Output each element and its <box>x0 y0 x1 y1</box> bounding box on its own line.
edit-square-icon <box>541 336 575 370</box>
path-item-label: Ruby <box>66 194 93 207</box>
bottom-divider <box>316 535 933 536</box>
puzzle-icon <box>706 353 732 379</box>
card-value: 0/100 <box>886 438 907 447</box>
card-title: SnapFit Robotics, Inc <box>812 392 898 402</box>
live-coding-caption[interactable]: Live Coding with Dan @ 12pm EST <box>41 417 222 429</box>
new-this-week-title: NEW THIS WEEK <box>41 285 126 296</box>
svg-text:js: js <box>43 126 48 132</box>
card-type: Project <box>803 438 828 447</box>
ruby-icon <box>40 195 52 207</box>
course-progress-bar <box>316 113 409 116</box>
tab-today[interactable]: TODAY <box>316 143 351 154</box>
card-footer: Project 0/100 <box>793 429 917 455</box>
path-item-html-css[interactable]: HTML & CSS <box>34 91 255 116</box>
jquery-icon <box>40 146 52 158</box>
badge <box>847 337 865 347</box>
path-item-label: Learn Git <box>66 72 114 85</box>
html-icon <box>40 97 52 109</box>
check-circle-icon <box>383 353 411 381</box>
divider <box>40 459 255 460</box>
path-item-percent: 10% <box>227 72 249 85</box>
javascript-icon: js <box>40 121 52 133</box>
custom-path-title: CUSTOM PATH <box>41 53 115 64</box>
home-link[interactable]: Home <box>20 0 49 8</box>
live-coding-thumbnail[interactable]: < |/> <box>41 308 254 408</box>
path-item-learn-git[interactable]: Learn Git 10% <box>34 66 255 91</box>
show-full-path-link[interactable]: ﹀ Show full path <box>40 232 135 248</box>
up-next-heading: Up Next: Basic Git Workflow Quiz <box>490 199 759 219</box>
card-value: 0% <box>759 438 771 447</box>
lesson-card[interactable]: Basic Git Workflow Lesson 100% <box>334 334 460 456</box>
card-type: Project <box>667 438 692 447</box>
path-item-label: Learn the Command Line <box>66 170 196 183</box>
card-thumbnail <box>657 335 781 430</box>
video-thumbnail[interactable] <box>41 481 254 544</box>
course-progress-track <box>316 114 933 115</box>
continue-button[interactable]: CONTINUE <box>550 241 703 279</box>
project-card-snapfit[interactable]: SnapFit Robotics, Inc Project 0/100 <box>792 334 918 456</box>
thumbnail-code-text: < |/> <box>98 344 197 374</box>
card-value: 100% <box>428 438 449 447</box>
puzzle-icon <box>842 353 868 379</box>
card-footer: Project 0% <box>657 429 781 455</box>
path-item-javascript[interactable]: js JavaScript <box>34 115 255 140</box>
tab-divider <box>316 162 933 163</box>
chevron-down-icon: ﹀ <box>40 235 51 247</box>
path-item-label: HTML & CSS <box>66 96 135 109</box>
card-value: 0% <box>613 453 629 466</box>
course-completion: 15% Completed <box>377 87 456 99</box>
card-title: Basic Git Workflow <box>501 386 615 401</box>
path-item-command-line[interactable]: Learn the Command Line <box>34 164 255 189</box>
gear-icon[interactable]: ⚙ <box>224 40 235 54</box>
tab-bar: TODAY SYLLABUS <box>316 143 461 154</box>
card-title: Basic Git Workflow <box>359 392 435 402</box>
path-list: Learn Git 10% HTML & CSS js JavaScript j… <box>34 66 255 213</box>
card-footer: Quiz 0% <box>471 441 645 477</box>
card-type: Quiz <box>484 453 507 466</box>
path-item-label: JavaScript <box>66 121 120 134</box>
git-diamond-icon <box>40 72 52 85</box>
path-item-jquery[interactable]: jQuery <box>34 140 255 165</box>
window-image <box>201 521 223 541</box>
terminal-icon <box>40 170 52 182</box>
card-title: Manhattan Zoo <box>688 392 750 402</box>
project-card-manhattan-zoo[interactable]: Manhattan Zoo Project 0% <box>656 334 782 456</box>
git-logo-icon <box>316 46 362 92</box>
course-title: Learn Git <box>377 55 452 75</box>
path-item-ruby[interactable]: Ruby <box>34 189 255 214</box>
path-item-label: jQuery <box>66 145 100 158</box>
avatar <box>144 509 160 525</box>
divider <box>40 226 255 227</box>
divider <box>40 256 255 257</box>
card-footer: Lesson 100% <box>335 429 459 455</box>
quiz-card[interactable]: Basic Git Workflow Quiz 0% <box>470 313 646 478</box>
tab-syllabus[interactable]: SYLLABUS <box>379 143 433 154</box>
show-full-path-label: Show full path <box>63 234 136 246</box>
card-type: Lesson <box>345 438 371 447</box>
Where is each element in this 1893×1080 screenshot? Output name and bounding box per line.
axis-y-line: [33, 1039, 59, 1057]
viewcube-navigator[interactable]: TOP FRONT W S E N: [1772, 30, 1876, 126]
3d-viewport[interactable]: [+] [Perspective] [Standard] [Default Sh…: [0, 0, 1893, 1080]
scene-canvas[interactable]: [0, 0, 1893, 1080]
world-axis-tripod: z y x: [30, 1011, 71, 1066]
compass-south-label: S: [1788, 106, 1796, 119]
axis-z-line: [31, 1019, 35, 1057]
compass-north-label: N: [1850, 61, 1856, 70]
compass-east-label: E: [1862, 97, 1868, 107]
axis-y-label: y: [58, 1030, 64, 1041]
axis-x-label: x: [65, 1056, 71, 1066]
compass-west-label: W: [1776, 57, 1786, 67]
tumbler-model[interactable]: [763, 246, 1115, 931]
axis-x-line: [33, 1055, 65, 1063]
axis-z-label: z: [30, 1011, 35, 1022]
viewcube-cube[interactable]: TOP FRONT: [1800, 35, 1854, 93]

+ + +

Exercise requirements -
Please reproduce all of the data above word for word, keeping every line unchanged.

Output for this exercise -
Output each element and its <box>x0 y0 x1 y1</box> bounding box on its own line.
edit-square-icon <box>541 336 575 370</box>
path-item-label: Ruby <box>66 194 93 207</box>
bottom-divider <box>316 535 933 536</box>
puzzle-icon <box>706 353 732 379</box>
card-value: 0/100 <box>886 438 907 447</box>
card-title: SnapFit Robotics, Inc <box>812 392 898 402</box>
live-coding-caption[interactable]: Live Coding with Dan @ 12pm EST <box>41 417 222 429</box>
new-this-week-title: NEW THIS WEEK <box>41 285 126 296</box>
svg-text:js: js <box>43 126 48 132</box>
card-type: Project <box>803 438 828 447</box>
ruby-icon <box>40 195 52 207</box>
course-progress-bar <box>316 113 409 116</box>
tab-today[interactable]: TODAY <box>316 143 351 154</box>
card-footer: Project 0/100 <box>793 429 917 455</box>
path-item-html-css[interactable]: HTML & CSS <box>34 91 255 116</box>
jquery-icon <box>40 146 52 158</box>
badge <box>847 337 865 347</box>
path-item-label: Learn Git <box>66 72 114 85</box>
html-icon <box>40 97 52 109</box>
check-circle-icon <box>383 353 411 381</box>
divider <box>40 459 255 460</box>
path-item-percent: 10% <box>227 72 249 85</box>
javascript-icon: js <box>40 121 52 133</box>
custom-path-title: CUSTOM PATH <box>41 53 115 64</box>
home-link[interactable]: Home <box>20 0 49 8</box>
live-coding-thumbnail[interactable]: < |/> <box>41 308 254 408</box>
path-item-learn-git[interactable]: Learn Git 10% <box>34 66 255 91</box>
show-full-path-link[interactable]: ﹀ Show full path <box>40 232 135 248</box>
up-next-heading: Up Next: Basic Git Workflow Quiz <box>490 199 759 219</box>
card-value: 0% <box>759 438 771 447</box>
lesson-card[interactable]: Basic Git Workflow Lesson 100% <box>334 334 460 456</box>
card-type: Project <box>667 438 692 447</box>
path-item-label: Learn the Command Line <box>66 170 196 183</box>
card-thumbnail <box>657 335 781 430</box>
video-thumbnail[interactable] <box>41 481 254 544</box>
course-progress-track <box>316 114 933 115</box>
continue-button[interactable]: CONTINUE <box>550 241 703 279</box>
project-card-snapfit[interactable]: SnapFit Robotics, Inc Project 0/100 <box>792 334 918 456</box>
thumbnail-code-text: < |/> <box>98 344 197 374</box>
card-value: 100% <box>428 438 449 447</box>
puzzle-icon <box>842 353 868 379</box>
card-footer: Project 0% <box>657 429 781 455</box>
path-item-javascript[interactable]: js JavaScript <box>34 115 255 140</box>
tab-divider <box>316 162 933 163</box>
chevron-down-icon: ﹀ <box>40 235 51 247</box>
path-item-label: HTML & CSS <box>66 96 135 109</box>
card-value: 0% <box>613 453 629 466</box>
course-completion: 15% Completed <box>377 87 456 99</box>
card-title: Basic Git Workflow <box>501 386 615 401</box>
path-item-command-line[interactable]: Learn the Command Line <box>34 164 255 189</box>
gear-icon[interactable]: ⚙ <box>224 40 235 54</box>
tab-bar: TODAY SYLLABUS <box>316 143 461 154</box>
card-title: Basic Git Workflow <box>359 392 435 402</box>
path-list: Learn Git 10% HTML & CSS js JavaScript j… <box>34 66 255 213</box>
card-footer: Quiz 0% <box>471 441 645 477</box>
card-type: Quiz <box>484 453 507 466</box>
path-item-label: JavaScript <box>66 121 120 134</box>
git-diamond-icon <box>40 72 52 85</box>
path-item-jquery[interactable]: jQuery <box>34 140 255 165</box>
window-image <box>201 521 223 541</box>
terminal-icon <box>40 170 52 182</box>
card-title: Manhattan Zoo <box>688 392 750 402</box>
project-card-manhattan-zoo[interactable]: Manhattan Zoo Project 0% <box>656 334 782 456</box>
git-logo-icon <box>316 46 362 92</box>
course-title: Learn Git <box>377 55 452 75</box>
path-item-ruby[interactable]: Ruby <box>34 189 255 214</box>
path-item-label: jQuery <box>66 145 100 158</box>
avatar <box>144 509 160 525</box>
divider <box>40 226 255 227</box>
divider <box>40 256 255 257</box>
card-footer: Lesson 100% <box>335 429 459 455</box>
quiz-card[interactable]: Basic Git Workflow Quiz 0% <box>470 313 646 478</box>
tab-syllabus[interactable]: SYLLABUS <box>379 143 433 154</box>
show-full-path-label: Show full path <box>63 234 136 246</box>
card-type: Lesson <box>345 438 371 447</box>
Where is each element in this 1893×1080 screenshot? Output name and bounding box per line.
axis-y-line: [33, 1039, 59, 1057]
viewcube-navigator[interactable]: TOP FRONT W S E N: [1772, 30, 1876, 126]
3d-viewport[interactable]: [+] [Perspective] [Standard] [Default Sh…: [0, 0, 1893, 1080]
scene-canvas[interactable]: [0, 0, 1893, 1080]
world-axis-tripod: z y x: [30, 1011, 71, 1066]
compass-south-label: S: [1788, 106, 1796, 119]
axis-z-line: [31, 1019, 35, 1057]
compass-north-label: N: [1850, 61, 1856, 70]
compass-east-label: E: [1862, 97, 1868, 107]
axis-y-label: y: [58, 1030, 64, 1041]
axis-x-label: x: [65, 1056, 71, 1066]
compass-west-label: W: [1776, 57, 1786, 67]
tumbler-model[interactable]: [763, 246, 1115, 931]
axis-x-line: [33, 1055, 65, 1063]
axis-z-label: z: [30, 1011, 35, 1022]
viewcube-cube[interactable]: TOP FRONT: [1800, 35, 1854, 93]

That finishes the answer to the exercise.